◆ WRITTEN REQUEST: Return all lines with the word "none" in them.

(Stored records)
=====

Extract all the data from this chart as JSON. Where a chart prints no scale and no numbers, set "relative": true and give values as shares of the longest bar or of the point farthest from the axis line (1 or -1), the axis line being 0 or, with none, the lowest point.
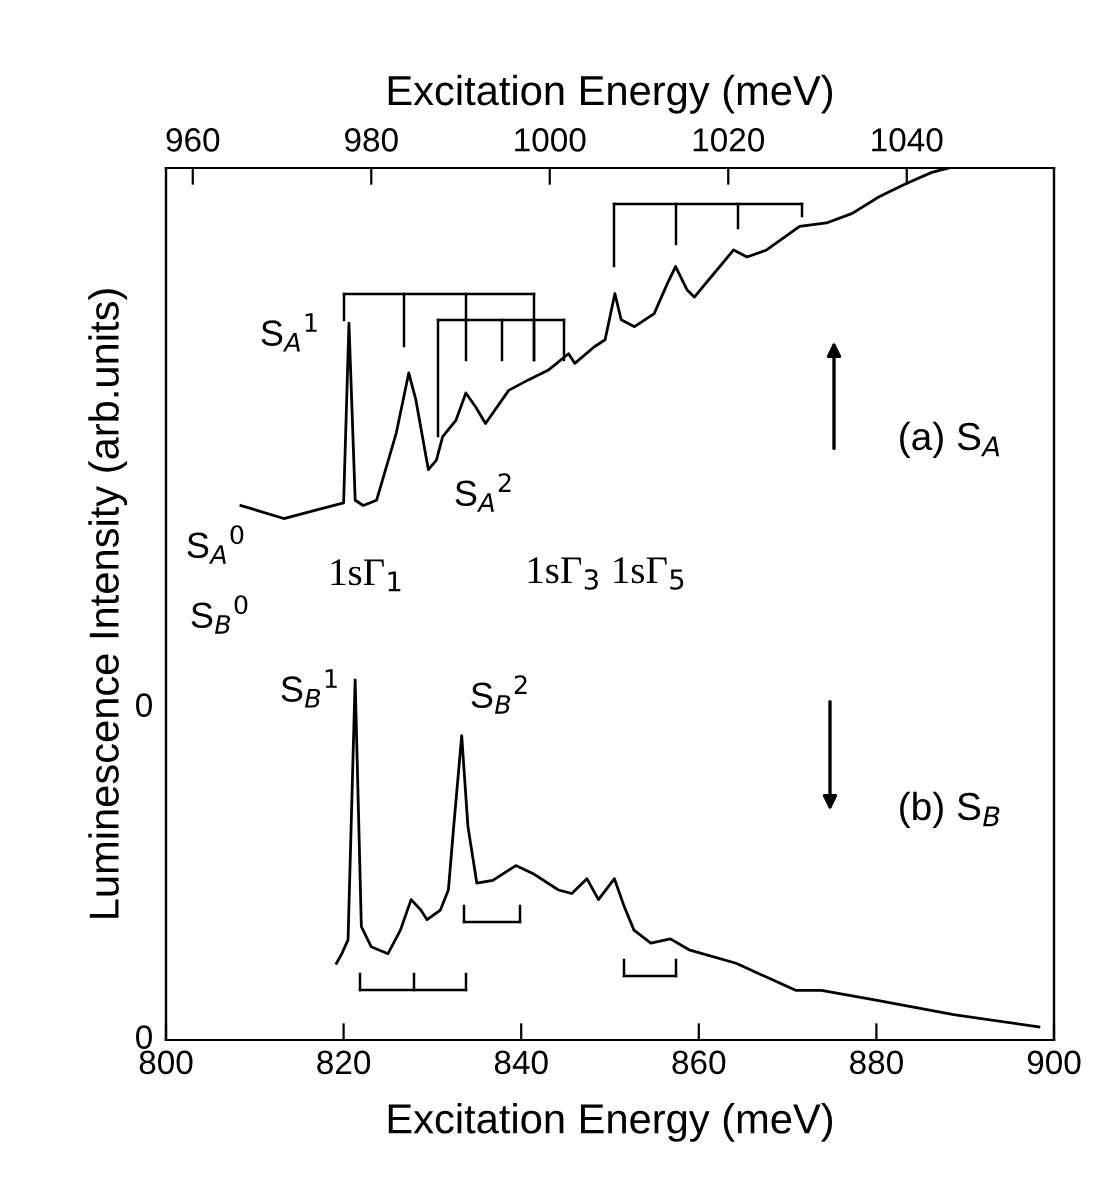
{
  "chart_data": {
    "type": "line",
    "relative": true,
    "xlabel": "Excitation Energy (meV)",
    "x2label": "Excitation Energy (meV)",
    "ylabel": "Luminescence Intensity (arb.units)",
    "xlim": [
      800,
      900
    ],
    "xticks": [
      800,
      820,
      840,
      860,
      880,
      900
    ],
    "x2lim": [
      957,
      1056.5
    ],
    "x2ticks": [
      960,
      980,
      1000,
      1020,
      1040
    ],
    "grid": false,
    "legend": false,
    "marker": "none",
    "line_style": "solid",
    "annotations": [
      "S$_{A}$$^{1}$",
      "S$_{A}$$^{2}$",
      "S$_{A}$$^{0}$",
      "S$_{B}$$^{0}$",
      "1sΓ$_{1}$",
      "1sΓ$_{3}$ 1sΓ$_{5}$",
      "S$_{B}$$^{1}$",
      "S$_{B}$$^{2}$",
      "0",
      "0",
      "(a) S$_{A}$",
      "(b) S$_{B}$"
    ],
    "series": [
      {
        "color": "#000000",
        "axis": "x2",
        "x": [
          965.4,
          970.2,
          975.4,
          976.9,
          977.5,
          978.2,
          979.1,
          980.6,
          982.8,
          984.2,
          985.0,
          986.4,
          987.3,
          988.0,
          989.5,
          990.6,
          991.7,
          992.8,
          995.4,
          997.6,
          999.8,
          1002.1,
          1002.8,
          1005.0,
          1006.2,
          1007.3,
          1008.0,
          1009.5,
          1011.7,
          1013.2,
          1014.1,
          1015.4,
          1016.2,
          1018.4,
          1020.6,
          1022.1,
          1024.3,
          1026.9,
          1028.0,
          1031.0,
          1033.9,
          1036.9,
          1039.9,
          1042.8,
          1044.7
        ],
        "values": [
          0.613,
          0.598,
          0.612,
          0.616,
          0.822,
          0.619,
          0.613,
          0.619,
          0.696,
          0.765,
          0.734,
          0.654,
          0.665,
          0.692,
          0.711,
          0.742,
          0.726,
          0.707,
          0.745,
          0.757,
          0.768,
          0.787,
          0.776,
          0.795,
          0.803,
          0.856,
          0.826,
          0.818,
          0.833,
          0.868,
          0.887,
          0.86,
          0.852,
          0.879,
          0.906,
          0.898,
          0.906,
          0.925,
          0.933,
          0.937,
          0.948,
          0.967,
          0.982,
          0.995,
          1.0
        ]
      },
      {
        "color": "#000000",
        "x": [
          819.2,
          819.8,
          820.5,
          821.3,
          822.0,
          823.1,
          825.0,
          826.4,
          827.6,
          828.7,
          829.4,
          830.9,
          831.8,
          832.4,
          833.3,
          834.0,
          835.0,
          836.8,
          839.4,
          841.3,
          844.2,
          845.7,
          847.4,
          848.7,
          850.5,
          851.6,
          852.7,
          854.6,
          856.8,
          859.0,
          864.2,
          870.9,
          873.8,
          879.8,
          888.7,
          898.3
        ],
        "values": [
          0.088,
          0.099,
          0.115,
          0.413,
          0.13,
          0.107,
          0.099,
          0.126,
          0.161,
          0.149,
          0.138,
          0.149,
          0.172,
          0.245,
          0.349,
          0.245,
          0.18,
          0.183,
          0.2,
          0.191,
          0.172,
          0.168,
          0.185,
          0.161,
          0.185,
          0.153,
          0.126,
          0.111,
          0.116,
          0.103,
          0.088,
          0.057,
          0.057,
          0.046,
          0.029,
          0.015
        ]
      }
    ]
  }
}
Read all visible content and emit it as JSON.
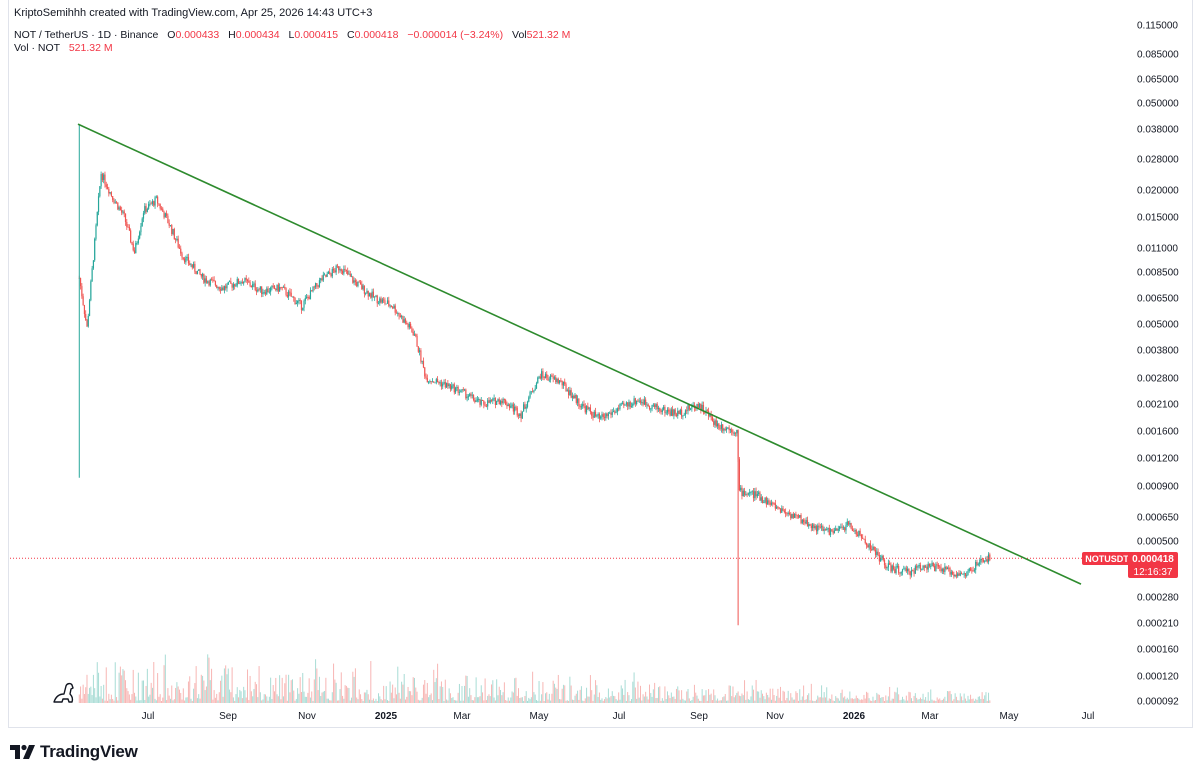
{
  "header": {
    "text": "KriptoSemihhh created with TradingView.com, Apr 25, 2026 14:43 UTC+3"
  },
  "legend": {
    "symbol": "NOT / TetherUS · 1D · Binance",
    "o_label": "O",
    "o_value": "0.000433",
    "h_label": "H",
    "h_value": "0.000434",
    "l_label": "L",
    "l_value": "0.000415",
    "c_label": "C",
    "c_value": "0.000418",
    "change": "−0.000014 (−3.24%)",
    "vol_label": "Vol",
    "vol_value": "521.32 M",
    "vol_line_label": "Vol · NOT",
    "vol_line_value": "521.32 M"
  },
  "price_badge": {
    "symbol": "NOTUSDT",
    "price": "0.000418",
    "countdown": "12:16:37"
  },
  "footer": {
    "brand": "TradingView"
  },
  "colors": {
    "up": "#26a69a",
    "down": "#ef5350",
    "trendline": "#2e8b2e",
    "price_line": "#f23645"
  },
  "chart_data": {
    "type": "candlestick",
    "scale": "log",
    "y_tick_labels": [
      "0.115000",
      "0.085000",
      "0.065000",
      "0.050000",
      "0.038000",
      "0.028000",
      "0.020000",
      "0.015000",
      "0.011000",
      "0.008500",
      "0.006500",
      "0.005000",
      "0.003800",
      "0.002800",
      "0.002100",
      "0.001600",
      "0.001200",
      "0.000900",
      "0.000650",
      "0.000500",
      "0.000280",
      "0.000210",
      "0.000160",
      "0.000120",
      "0.000092"
    ],
    "x_tick_labels": [
      {
        "label": "Jul",
        "bold": false
      },
      {
        "label": "Sep",
        "bold": false
      },
      {
        "label": "Nov",
        "bold": false
      },
      {
        "label": "2025",
        "bold": true
      },
      {
        "label": "Mar",
        "bold": false
      },
      {
        "label": "May",
        "bold": false
      },
      {
        "label": "Jul",
        "bold": false
      },
      {
        "label": "Sep",
        "bold": false
      },
      {
        "label": "Nov",
        "bold": false
      },
      {
        "label": "2026",
        "bold": true
      },
      {
        "label": "Mar",
        "bold": false
      },
      {
        "label": "May",
        "bold": false
      },
      {
        "label": "Jul",
        "bold": false
      }
    ],
    "last_price": 0.000418,
    "price_path": [
      [
        "2024-05-16",
        0.008
      ],
      [
        "2024-05-22",
        0.0048
      ],
      [
        "2024-05-27",
        0.01
      ],
      [
        "2024-06-02",
        0.024
      ],
      [
        "2024-06-10",
        0.019
      ],
      [
        "2024-06-20",
        0.015
      ],
      [
        "2024-06-28",
        0.0105
      ],
      [
        "2024-07-05",
        0.016
      ],
      [
        "2024-07-15",
        0.018
      ],
      [
        "2024-07-25",
        0.014
      ],
      [
        "2024-08-05",
        0.01
      ],
      [
        "2024-08-20",
        0.008
      ],
      [
        "2024-09-05",
        0.0072
      ],
      [
        "2024-09-20",
        0.0078
      ],
      [
        "2024-10-05",
        0.007
      ],
      [
        "2024-10-20",
        0.0072
      ],
      [
        "2024-11-05",
        0.006
      ],
      [
        "2024-11-20",
        0.0078
      ],
      [
        "2024-12-05",
        0.009
      ],
      [
        "2024-12-15",
        0.0078
      ],
      [
        "2025-01-01",
        0.0065
      ],
      [
        "2025-01-15",
        0.006
      ],
      [
        "2025-02-01",
        0.0045
      ],
      [
        "2025-02-10",
        0.0028
      ],
      [
        "2025-02-25",
        0.0026
      ],
      [
        "2025-03-10",
        0.0024
      ],
      [
        "2025-03-25",
        0.0021
      ],
      [
        "2025-04-10",
        0.0022
      ],
      [
        "2025-04-25",
        0.0019
      ],
      [
        "2025-05-10",
        0.0029
      ],
      [
        "2025-05-25",
        0.0027
      ],
      [
        "2025-06-10",
        0.0021
      ],
      [
        "2025-06-25",
        0.0018
      ],
      [
        "2025-07-10",
        0.002
      ],
      [
        "2025-07-25",
        0.0022
      ],
      [
        "2025-08-10",
        0.002
      ],
      [
        "2025-08-25",
        0.0019
      ],
      [
        "2025-09-10",
        0.0021
      ],
      [
        "2025-09-25",
        0.0017
      ],
      [
        "2025-10-10",
        0.0016
      ],
      [
        "2025-10-12",
        0.00085
      ],
      [
        "2025-10-25",
        0.00082
      ],
      [
        "2025-11-10",
        0.00072
      ],
      [
        "2025-11-25",
        0.00065
      ],
      [
        "2025-12-10",
        0.00058
      ],
      [
        "2025-12-25",
        0.00055
      ],
      [
        "2026-01-05",
        0.0006
      ],
      [
        "2026-01-15",
        0.00052
      ],
      [
        "2026-01-25",
        0.00045
      ],
      [
        "2026-02-05",
        0.00038
      ],
      [
        "2026-02-20",
        0.00036
      ],
      [
        "2026-03-05",
        0.00039
      ],
      [
        "2026-03-20",
        0.00037
      ],
      [
        "2026-04-05",
        0.00035
      ],
      [
        "2026-04-20",
        0.00041
      ],
      [
        "2026-04-25",
        0.000418
      ]
    ],
    "trendline": [
      [
        "2024-05-15",
        0.04
      ],
      [
        "2026-07-05",
        0.00032
      ]
    ],
    "volume_unit": "NOT"
  }
}
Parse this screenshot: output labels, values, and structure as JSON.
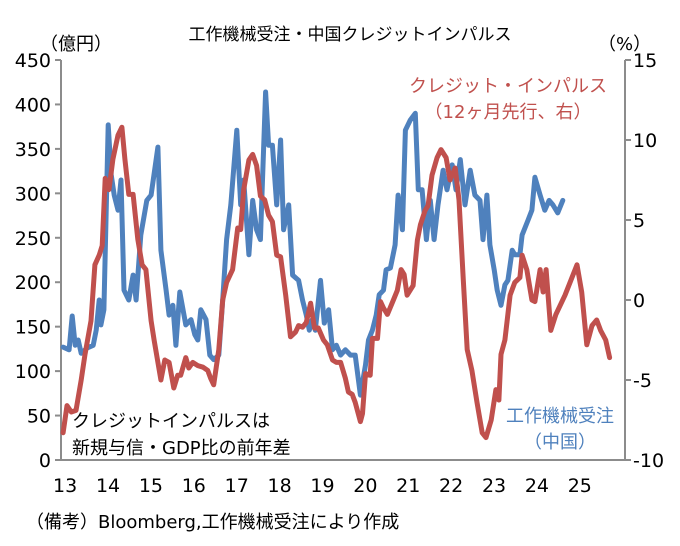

=====

◆ IN RESPONSE:
Extract all the data from this chart as JSON. Where a chart prints no scale and no numbers, set "relative": true and give values as shares of the longest bar or of the point farthest from the axis line (1 or -1), the axis line being 0 or, with none, the lowest point.
    "marker": "none",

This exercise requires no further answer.